• _Recorded information_:
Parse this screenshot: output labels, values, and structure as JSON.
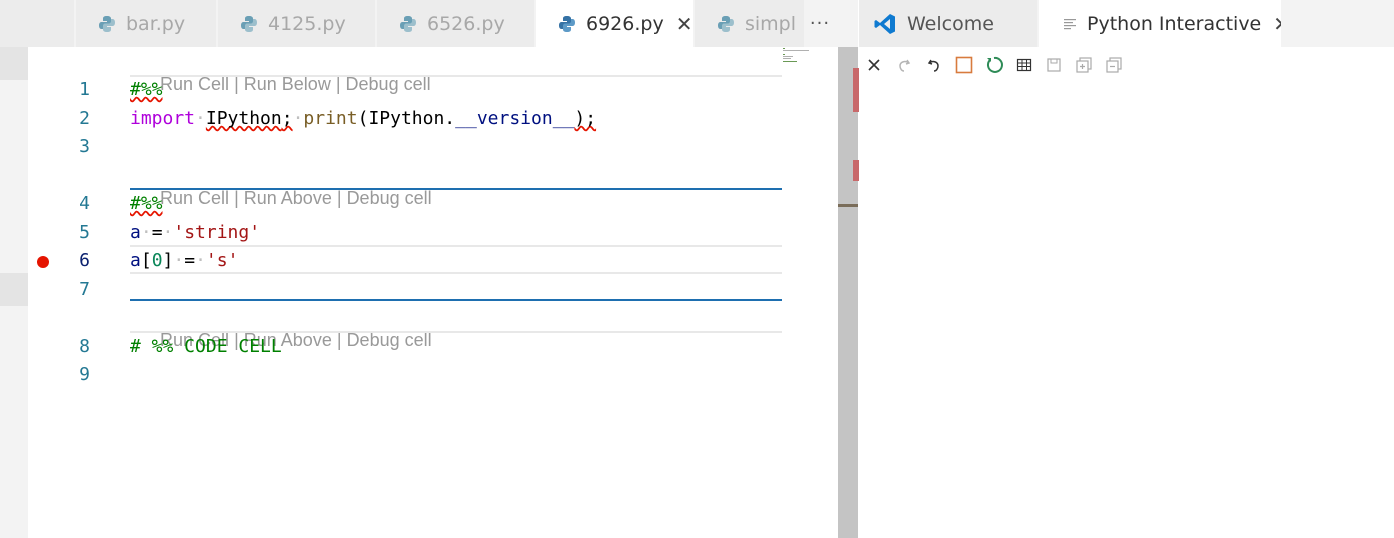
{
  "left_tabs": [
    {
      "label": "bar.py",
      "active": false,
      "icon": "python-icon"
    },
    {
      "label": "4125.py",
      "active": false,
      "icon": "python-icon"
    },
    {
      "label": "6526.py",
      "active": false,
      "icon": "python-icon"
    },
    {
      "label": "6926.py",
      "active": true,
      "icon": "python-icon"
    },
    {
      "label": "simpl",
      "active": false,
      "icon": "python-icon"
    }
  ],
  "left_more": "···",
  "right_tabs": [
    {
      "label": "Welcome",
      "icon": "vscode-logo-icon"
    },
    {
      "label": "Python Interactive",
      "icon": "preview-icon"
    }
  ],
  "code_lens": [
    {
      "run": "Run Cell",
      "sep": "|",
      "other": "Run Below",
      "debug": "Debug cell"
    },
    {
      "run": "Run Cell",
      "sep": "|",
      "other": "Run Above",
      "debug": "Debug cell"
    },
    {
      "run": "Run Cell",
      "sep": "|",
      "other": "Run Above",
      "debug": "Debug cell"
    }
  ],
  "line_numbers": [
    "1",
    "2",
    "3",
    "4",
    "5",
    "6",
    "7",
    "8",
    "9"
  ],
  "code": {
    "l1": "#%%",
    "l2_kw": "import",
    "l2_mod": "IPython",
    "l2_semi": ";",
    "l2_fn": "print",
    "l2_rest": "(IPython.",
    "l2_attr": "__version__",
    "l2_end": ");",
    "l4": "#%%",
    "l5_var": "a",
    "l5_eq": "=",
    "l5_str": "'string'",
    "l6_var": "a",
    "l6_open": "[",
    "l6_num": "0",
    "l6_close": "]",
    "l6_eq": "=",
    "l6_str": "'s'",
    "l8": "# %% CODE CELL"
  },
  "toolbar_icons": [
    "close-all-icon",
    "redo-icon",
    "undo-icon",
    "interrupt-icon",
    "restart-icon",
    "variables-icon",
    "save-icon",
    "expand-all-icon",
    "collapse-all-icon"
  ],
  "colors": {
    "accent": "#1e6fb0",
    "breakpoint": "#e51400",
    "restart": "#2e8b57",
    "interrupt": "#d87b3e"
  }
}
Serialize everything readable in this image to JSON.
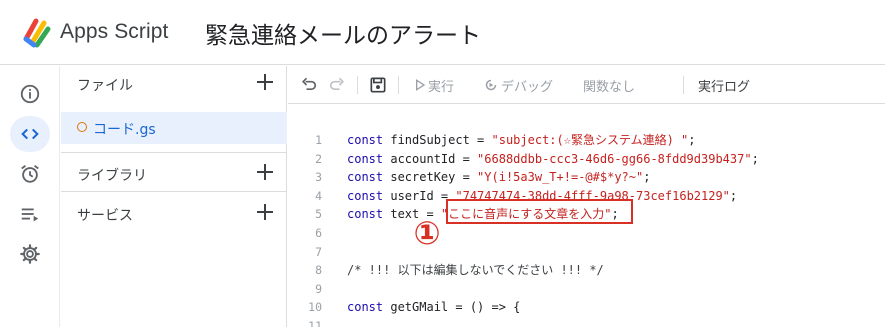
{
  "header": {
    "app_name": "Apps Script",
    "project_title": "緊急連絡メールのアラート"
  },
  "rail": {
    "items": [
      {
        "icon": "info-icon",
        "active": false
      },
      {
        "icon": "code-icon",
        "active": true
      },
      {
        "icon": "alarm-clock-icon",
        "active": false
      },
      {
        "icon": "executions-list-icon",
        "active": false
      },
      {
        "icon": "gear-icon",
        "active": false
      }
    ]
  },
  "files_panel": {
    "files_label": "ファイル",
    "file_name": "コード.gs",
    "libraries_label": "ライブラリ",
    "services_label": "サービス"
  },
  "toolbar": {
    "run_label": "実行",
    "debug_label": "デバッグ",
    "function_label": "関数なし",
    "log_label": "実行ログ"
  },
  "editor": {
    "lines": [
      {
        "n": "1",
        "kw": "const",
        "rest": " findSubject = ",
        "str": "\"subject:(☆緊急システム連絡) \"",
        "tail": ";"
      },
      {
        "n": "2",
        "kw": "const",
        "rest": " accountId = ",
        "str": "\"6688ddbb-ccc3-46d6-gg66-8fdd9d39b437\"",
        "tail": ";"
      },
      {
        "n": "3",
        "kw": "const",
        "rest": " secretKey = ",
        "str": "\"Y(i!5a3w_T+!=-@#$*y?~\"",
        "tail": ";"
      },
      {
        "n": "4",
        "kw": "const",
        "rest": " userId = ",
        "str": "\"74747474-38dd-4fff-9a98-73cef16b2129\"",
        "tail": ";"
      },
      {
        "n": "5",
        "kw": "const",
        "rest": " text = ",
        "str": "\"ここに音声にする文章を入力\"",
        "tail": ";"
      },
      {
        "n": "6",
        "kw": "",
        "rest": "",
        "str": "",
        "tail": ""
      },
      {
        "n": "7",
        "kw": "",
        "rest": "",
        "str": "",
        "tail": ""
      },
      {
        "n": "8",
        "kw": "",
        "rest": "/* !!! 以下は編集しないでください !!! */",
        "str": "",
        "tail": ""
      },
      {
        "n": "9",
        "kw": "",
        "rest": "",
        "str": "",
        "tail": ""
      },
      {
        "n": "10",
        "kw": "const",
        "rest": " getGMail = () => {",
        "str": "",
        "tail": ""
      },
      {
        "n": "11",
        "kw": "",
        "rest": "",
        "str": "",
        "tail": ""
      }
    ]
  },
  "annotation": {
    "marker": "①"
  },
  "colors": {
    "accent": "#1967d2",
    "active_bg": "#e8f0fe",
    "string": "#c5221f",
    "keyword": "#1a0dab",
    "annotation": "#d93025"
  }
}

• _The exercise_: Omitting all images, print the listing exactly.

• _Task solution_:
Parse this screenshot: output labels, values, and structure as JSON.
{
  "left_tabs": [
    {
      "label": "bar.py",
      "active": false,
      "icon": "python-icon"
    },
    {
      "label": "4125.py",
      "active": false,
      "icon": "python-icon"
    },
    {
      "label": "6526.py",
      "active": false,
      "icon": "python-icon"
    },
    {
      "label": "6926.py",
      "active": true,
      "icon": "python-icon"
    },
    {
      "label": "simpl",
      "active": false,
      "icon": "python-icon"
    }
  ],
  "left_more": "···",
  "right_tabs": [
    {
      "label": "Welcome",
      "icon": "vscode-logo-icon"
    },
    {
      "label": "Python Interactive",
      "icon": "preview-icon"
    }
  ],
  "code_lens": [
    {
      "run": "Run Cell",
      "sep": "|",
      "other": "Run Below",
      "debug": "Debug cell"
    },
    {
      "run": "Run Cell",
      "sep": "|",
      "other": "Run Above",
      "debug": "Debug cell"
    },
    {
      "run": "Run Cell",
      "sep": "|",
      "other": "Run Above",
      "debug": "Debug cell"
    }
  ],
  "line_numbers": [
    "1",
    "2",
    "3",
    "4",
    "5",
    "6",
    "7",
    "8",
    "9"
  ],
  "code": {
    "l1": "#%%",
    "l2_kw": "import",
    "l2_mod": "IPython",
    "l2_semi": ";",
    "l2_fn": "print",
    "l2_rest": "(IPython.",
    "l2_attr": "__version__",
    "l2_end": ");",
    "l4": "#%%",
    "l5_var": "a",
    "l5_eq": "=",
    "l5_str": "'string'",
    "l6_var": "a",
    "l6_open": "[",
    "l6_num": "0",
    "l6_close": "]",
    "l6_eq": "=",
    "l6_str": "'s'",
    "l8": "# %% CODE CELL"
  },
  "toolbar_icons": [
    "close-all-icon",
    "redo-icon",
    "undo-icon",
    "interrupt-icon",
    "restart-icon",
    "variables-icon",
    "save-icon",
    "expand-all-icon",
    "collapse-all-icon"
  ],
  "colors": {
    "accent": "#1e6fb0",
    "breakpoint": "#e51400",
    "restart": "#2e8b57",
    "interrupt": "#d87b3e"
  }
}
Serialize everything readable in this image to JSON.
{
  "header": {
    "app_name": "Apps Script",
    "project_title": "緊急連絡メールのアラート"
  },
  "rail": {
    "items": [
      {
        "icon": "info-icon",
        "active": false
      },
      {
        "icon": "code-icon",
        "active": true
      },
      {
        "icon": "alarm-clock-icon",
        "active": false
      },
      {
        "icon": "executions-list-icon",
        "active": false
      },
      {
        "icon": "gear-icon",
        "active": false
      }
    ]
  },
  "files_panel": {
    "files_label": "ファイル",
    "file_name": "コード.gs",
    "libraries_label": "ライブラリ",
    "services_label": "サービス"
  },
  "toolbar": {
    "run_label": "実行",
    "debug_label": "デバッグ",
    "function_label": "関数なし",
    "log_label": "実行ログ"
  },
  "editor": {
    "lines": [
      {
        "n": "1",
        "kw": "const",
        "rest": " findSubject = ",
        "str": "\"subject:(☆緊急システム連絡) \"",
        "tail": ";"
      },
      {
        "n": "2",
        "kw": "const",
        "rest": " accountId = ",
        "str": "\"6688ddbb-ccc3-46d6-gg66-8fdd9d39b437\"",
        "tail": ";"
      },
      {
        "n": "3",
        "kw": "const",
        "rest": " secretKey = ",
        "str": "\"Y(i!5a3w_T+!=-@#$*y?~\"",
        "tail": ";"
      },
      {
        "n": "4",
        "kw": "const",
        "rest": " userId = ",
        "str": "\"74747474-38dd-4fff-9a98-73cef16b2129\"",
        "tail": ";"
      },
      {
        "n": "5",
        "kw": "const",
        "rest": " text = ",
        "str": "\"ここに音声にする文章を入力\"",
        "tail": ";"
      },
      {
        "n": "6",
        "kw": "",
        "rest": "",
        "str": "",
        "tail": ""
      },
      {
        "n": "7",
        "kw": "",
        "rest": "",
        "str": "",
        "tail": ""
      },
      {
        "n": "8",
        "kw": "",
        "rest": "/* !!! 以下は編集しないでください !!! */",
        "str": "",
        "tail": ""
      },
      {
        "n": "9",
        "kw": "",
        "rest": "",
        "str": "",
        "tail": ""
      },
      {
        "n": "10",
        "kw": "const",
        "rest": " getGMail = () => {",
        "str": "",
        "tail": ""
      },
      {
        "n": "11",
        "kw": "",
        "rest": "",
        "str": "",
        "tail": ""
      }
    ]
  },
  "annotation": {
    "marker": "①"
  },
  "colors": {
    "accent": "#1967d2",
    "active_bg": "#e8f0fe",
    "string": "#c5221f",
    "keyword": "#1a0dab",
    "annotation": "#d93025"
  }
}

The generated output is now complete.